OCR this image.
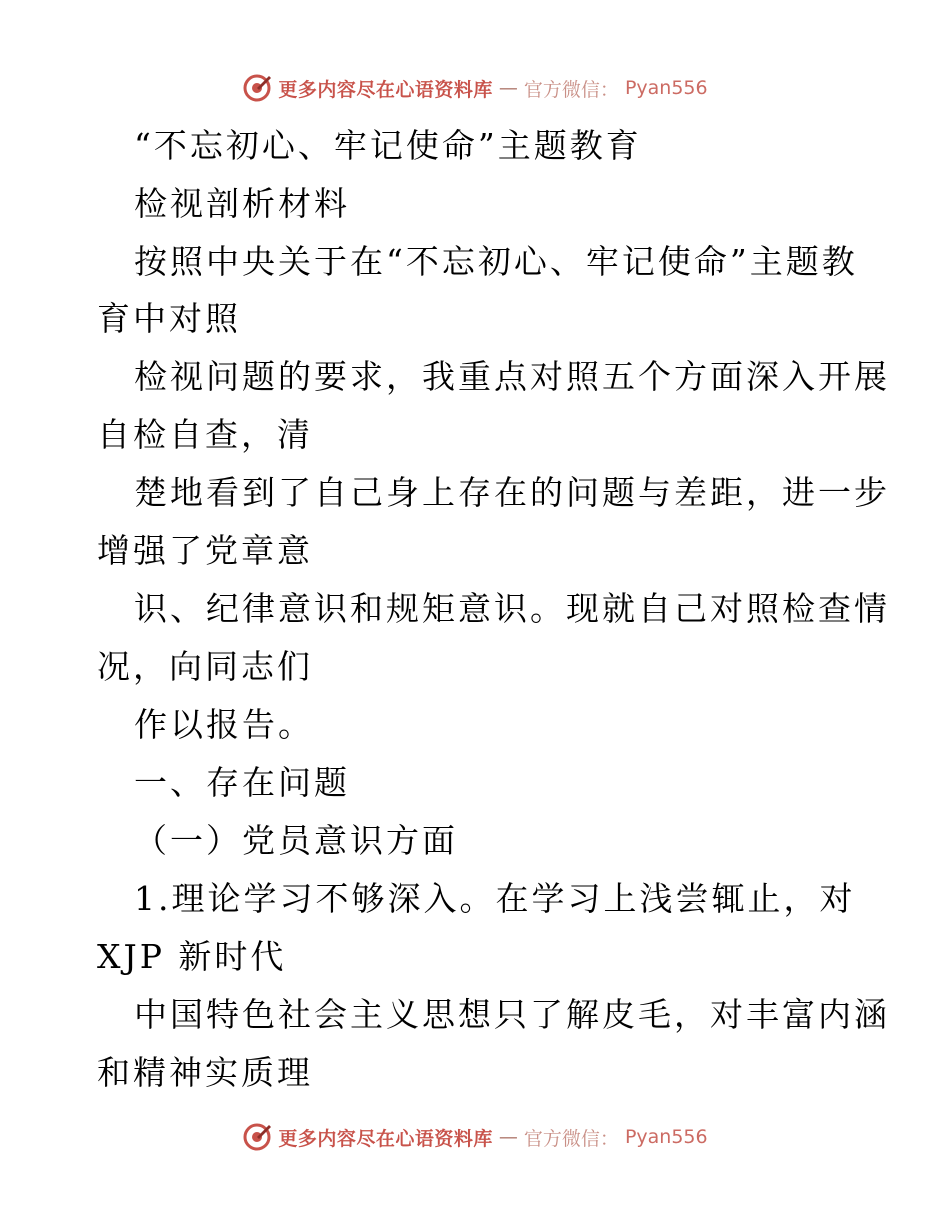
更多内容尽在心语资料库 — 官方微信： Pyan556
“不忘初心、牢记使命”主题教育
检视剖析材料
按照中央关于在“不忘初心、牢记使命”主题教
育中对照
检视问题的要求，我重点对照五个方面深入开展
自检自查，清
楚地看到了自己身上存在的问题与差距，进一步
增强了党章意
识、纪律意识和规矩意识。现就自己对照检查情
况，向同志们
作以报告。
一、存在问题
（一）党员意识方面
1.理论学习不够深入。在学习上浅尝辄止，对
XJP 新时代
中国特色社会主义思想只了解皮毛，对丰富内涵
和精神实质理
更多内容尽在心语资料库 — 官方微信： Pyan556
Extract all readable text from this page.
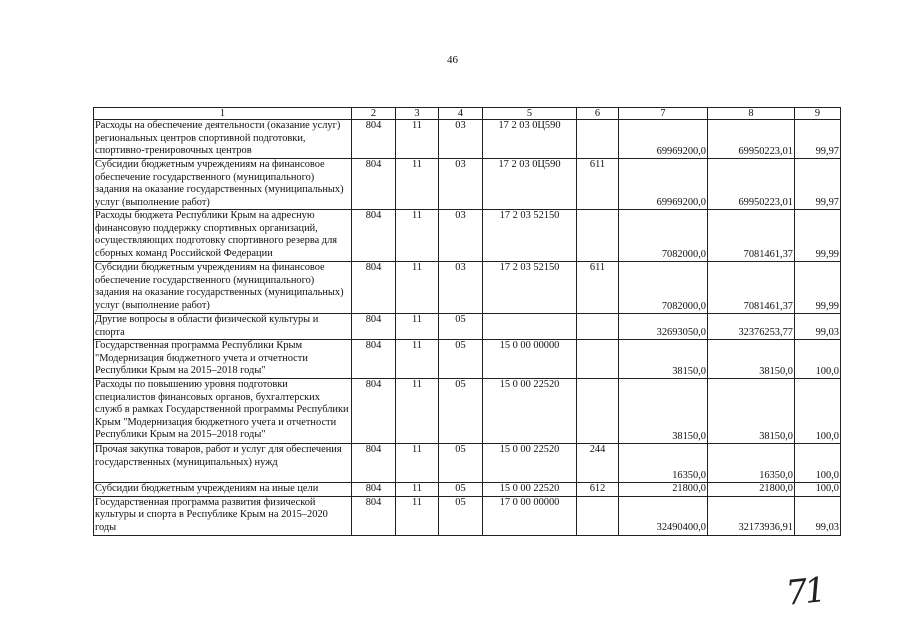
46
1	2	3	4	5	6	7	8	9
Расходы на обеспечение деятельности (оказание услуг) региональных центров спортивной подготовки, спортивно-тренировочных центров	804	11	03	17 2 03 0Ц590		69969200,0	69950223,01	99,97
Субсидии бюджетным учреждениям на финансовое обеспечение государственного (муниципального) задания на оказание государственных (муниципальных) услуг (выполнение работ)	804	11	03	17 2 03 0Ц590	611	69969200,0	69950223,01	99,97
Расходы бюджета Республики Крым на адресную финансовую поддержку спортивных организаций, осуществляющих подготовку спортивного резерва для сборных команд Российской Федерации	804	11	03	17 2 03 52150		7082000,0	7081461,37	99,99
Субсидии бюджетным учреждениям на финансовое обеспечение государственного (муниципального) задания на оказание государственных (муниципальных) услуг (выполнение работ)	804	11	03	17 2 03 52150	611	7082000,0	7081461,37	99,99
Другие вопросы в области физической культуры и спорта	804	11	05			32693050,0	32376253,77	99,03
Государственная программа Республики Крым "Модернизация бюджетного учета и отчетности Республики Крым на 2015–2018 годы"	804	11	05	15 0 00 00000		38150,0	38150,0	100,0
Расходы по повышению уровня подготовки специалистов финансовых органов, бухгалтерских служб в рамках Государственной программы Республики Крым "Модернизация бюджетного учета и отчетности Республики Крым на 2015–2018 годы"	804	11	05	15 0 00 22520		38150,0	38150,0	100,0
Прочая закупка товаров, работ и услуг для обеспечения государственных (муниципальных) нужд	804	11	05	15 0 00 22520	244	16350,0	16350,0	100,0
Субсидии бюджетным учреждениям на иные цели	804	11	05	15 0 00 22520	612	21800,0	21800,0	100,0
Государственная программа развития физической культуры и спорта в Республике Крым на 2015–2020 годы	804	11	05	17 0 00 00000		32490400,0	32173936,91	99,03
71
* * *
WHAT THE TASK REQUIRES: Pull out each line of the records holding the string "Государственная".

FULL OUTPUT:
Государственная программа Республики Крым "Модернизация бюджетного учета и отчетности Республики Крым на 2015–2018 годы"	804	11	05	15 0 00 00000		38150,0	38150,0	100,0
Государственная программа развития физической культуры и спорта в Республике Крым на 2015–2020 годы	804	11	05	17 0 00 00000		32490400,0	32173936,91	99,03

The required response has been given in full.